begin
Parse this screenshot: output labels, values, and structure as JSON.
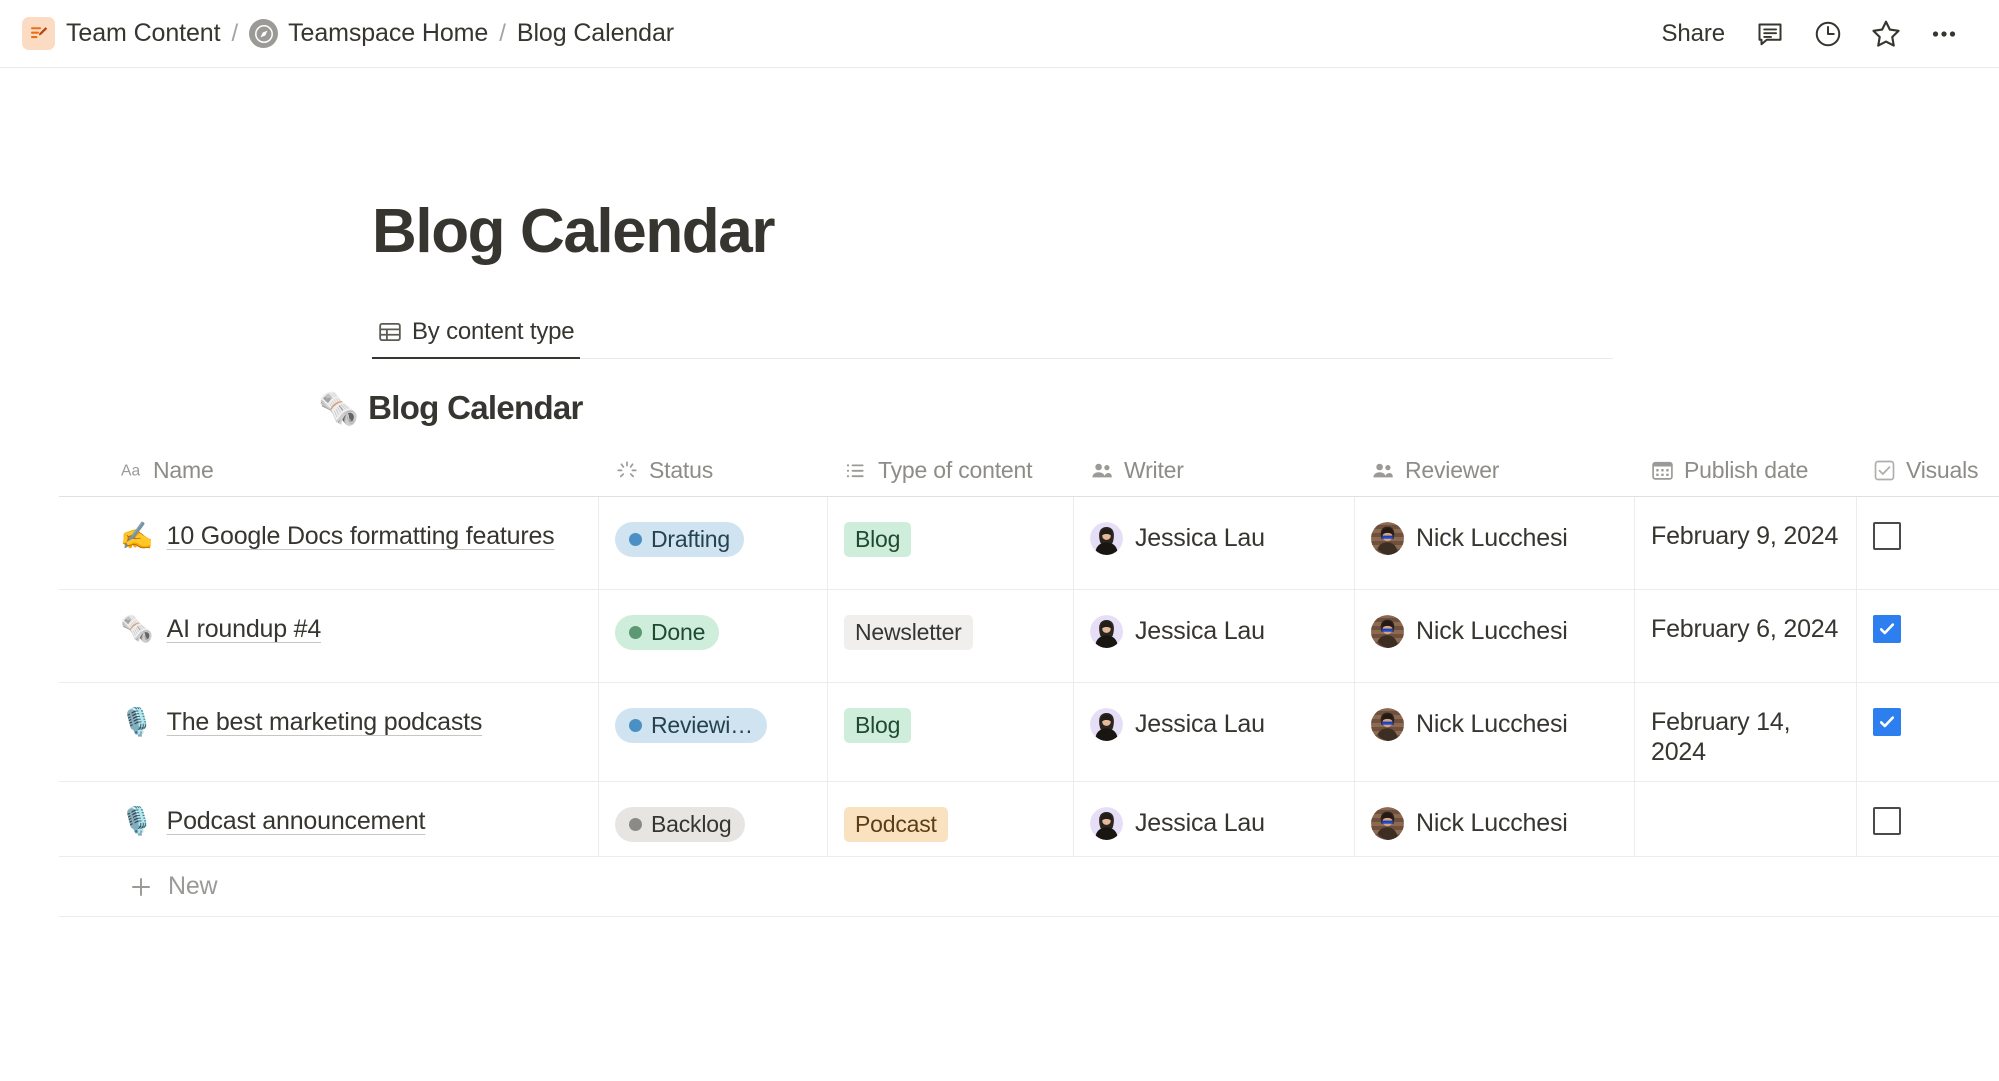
{
  "topbar": {
    "breadcrumb": {
      "workspace_icon": "edit-document-icon",
      "workspace_label": "Team Content",
      "sep1": "/",
      "teamspace_icon": "compass-icon",
      "teamspace_label": "Teamspace Home",
      "sep2": "/",
      "page_label": "Blog Calendar"
    },
    "share_label": "Share",
    "icons": {
      "comment": "comment-icon",
      "history": "clock-history-icon",
      "favorite": "star-icon",
      "more": "more-options-icon"
    }
  },
  "page": {
    "title": "Blog Calendar",
    "view_tab": {
      "icon": "table-view-icon",
      "label": "By content type"
    },
    "database": {
      "emoji": "🗞️",
      "title": "Blog Calendar"
    }
  },
  "table": {
    "columns": [
      {
        "key": "name",
        "label": "Name",
        "icon": "text-property-icon"
      },
      {
        "key": "status",
        "label": "Status",
        "icon": "status-property-icon"
      },
      {
        "key": "type",
        "label": "Type of content",
        "icon": "select-property-icon"
      },
      {
        "key": "writer",
        "label": "Writer",
        "icon": "person-property-icon"
      },
      {
        "key": "review",
        "label": "Reviewer",
        "icon": "person-property-icon"
      },
      {
        "key": "date",
        "label": "Publish date",
        "icon": "date-property-icon"
      },
      {
        "key": "visual",
        "label": "Visuals",
        "icon": "checkbox-property-icon"
      }
    ],
    "rows": [
      {
        "emoji": "✍️",
        "name": "10 Google Docs formatting features",
        "status": {
          "label": "Drafting",
          "dot_color": "#4a90c4",
          "bg": "#cfe4f0",
          "text_color": "#24434f"
        },
        "type": {
          "label": "Blog",
          "bg": "#cfeddb",
          "text_color": "#1f4a30"
        },
        "writer": "Jessica Lau",
        "reviewer": "Nick Lucchesi",
        "date": "February 9, 2024",
        "visual_checked": false
      },
      {
        "emoji": "🗞️",
        "name": "AI roundup #4",
        "status": {
          "label": "Done",
          "dot_color": "#5b9873",
          "bg": "#cfeddb",
          "text_color": "#1f4a30"
        },
        "type": {
          "label": "Newsletter",
          "bg": "#f0efed",
          "text_color": "#37352f"
        },
        "writer": "Jessica Lau",
        "reviewer": "Nick Lucchesi",
        "date": "February 6, 2024",
        "visual_checked": true
      },
      {
        "emoji": "🎙️",
        "name": "The best marketing podcasts",
        "status": {
          "label": "Reviewi…",
          "dot_color": "#4a90c4",
          "bg": "#cfe4f0",
          "text_color": "#24434f"
        },
        "type": {
          "label": "Blog",
          "bg": "#cfeddb",
          "text_color": "#1f4a30"
        },
        "writer": "Jessica Lau",
        "reviewer": "Nick Lucchesi",
        "date": "February 14, 2024",
        "visual_checked": true
      },
      {
        "emoji": "🎙️",
        "name": "Podcast announcement",
        "status": {
          "label": "Backlog",
          "dot_color": "#8b8a86",
          "bg": "#e6e5e2",
          "text_color": "#37352f"
        },
        "type": {
          "label": "Podcast",
          "bg": "#fae2c0",
          "text_color": "#5b3d16"
        },
        "writer": "Jessica Lau",
        "reviewer": "Nick Lucchesi",
        "date": "",
        "visual_checked": false
      }
    ],
    "new_row": {
      "icon": "plus-icon",
      "label": "New"
    }
  },
  "colors": {
    "accent_blue": "#2d7ff0",
    "text_primary": "#37352f",
    "text_muted": "#9b9a97",
    "border": "#edece9"
  }
}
end
DESCRIPTION OF THE TASK:
Quote every record above exactly, leaving out any pictures.

TASK RESPONSE:
Parse this screenshot: output labels, values, and structure as JSON.
{
  "topbar": {
    "breadcrumb": {
      "workspace_icon": "edit-document-icon",
      "workspace_label": "Team Content",
      "sep1": "/",
      "teamspace_icon": "compass-icon",
      "teamspace_label": "Teamspace Home",
      "sep2": "/",
      "page_label": "Blog Calendar"
    },
    "share_label": "Share",
    "icons": {
      "comment": "comment-icon",
      "history": "clock-history-icon",
      "favorite": "star-icon",
      "more": "more-options-icon"
    }
  },
  "page": {
    "title": "Blog Calendar",
    "view_tab": {
      "icon": "table-view-icon",
      "label": "By content type"
    },
    "database": {
      "emoji": "🗞️",
      "title": "Blog Calendar"
    }
  },
  "table": {
    "columns": [
      {
        "key": "name",
        "label": "Name",
        "icon": "text-property-icon"
      },
      {
        "key": "status",
        "label": "Status",
        "icon": "status-property-icon"
      },
      {
        "key": "type",
        "label": "Type of content",
        "icon": "select-property-icon"
      },
      {
        "key": "writer",
        "label": "Writer",
        "icon": "person-property-icon"
      },
      {
        "key": "review",
        "label": "Reviewer",
        "icon": "person-property-icon"
      },
      {
        "key": "date",
        "label": "Publish date",
        "icon": "date-property-icon"
      },
      {
        "key": "visual",
        "label": "Visuals",
        "icon": "checkbox-property-icon"
      }
    ],
    "rows": [
      {
        "emoji": "✍️",
        "name": "10 Google Docs formatting features",
        "status": {
          "label": "Drafting",
          "dot_color": "#4a90c4",
          "bg": "#cfe4f0",
          "text_color": "#24434f"
        },
        "type": {
          "label": "Blog",
          "bg": "#cfeddb",
          "text_color": "#1f4a30"
        },
        "writer": "Jessica Lau",
        "reviewer": "Nick Lucchesi",
        "date": "February 9, 2024",
        "visual_checked": false
      },
      {
        "emoji": "🗞️",
        "name": "AI roundup #4",
        "status": {
          "label": "Done",
          "dot_color": "#5b9873",
          "bg": "#cfeddb",
          "text_color": "#1f4a30"
        },
        "type": {
          "label": "Newsletter",
          "bg": "#f0efed",
          "text_color": "#37352f"
        },
        "writer": "Jessica Lau",
        "reviewer": "Nick Lucchesi",
        "date": "February 6, 2024",
        "visual_checked": true
      },
      {
        "emoji": "🎙️",
        "name": "The best marketing podcasts",
        "status": {
          "label": "Reviewi…",
          "dot_color": "#4a90c4",
          "bg": "#cfe4f0",
          "text_color": "#24434f"
        },
        "type": {
          "label": "Blog",
          "bg": "#cfeddb",
          "text_color": "#1f4a30"
        },
        "writer": "Jessica Lau",
        "reviewer": "Nick Lucchesi",
        "date": "February 14, 2024",
        "visual_checked": true
      },
      {
        "emoji": "🎙️",
        "name": "Podcast announcement",
        "status": {
          "label": "Backlog",
          "dot_color": "#8b8a86",
          "bg": "#e6e5e2",
          "text_color": "#37352f"
        },
        "type": {
          "label": "Podcast",
          "bg": "#fae2c0",
          "text_color": "#5b3d16"
        },
        "writer": "Jessica Lau",
        "reviewer": "Nick Lucchesi",
        "date": "",
        "visual_checked": false
      }
    ],
    "new_row": {
      "icon": "plus-icon",
      "label": "New"
    }
  },
  "colors": {
    "accent_blue": "#2d7ff0",
    "text_primary": "#37352f",
    "text_muted": "#9b9a97",
    "border": "#edece9"
  }
}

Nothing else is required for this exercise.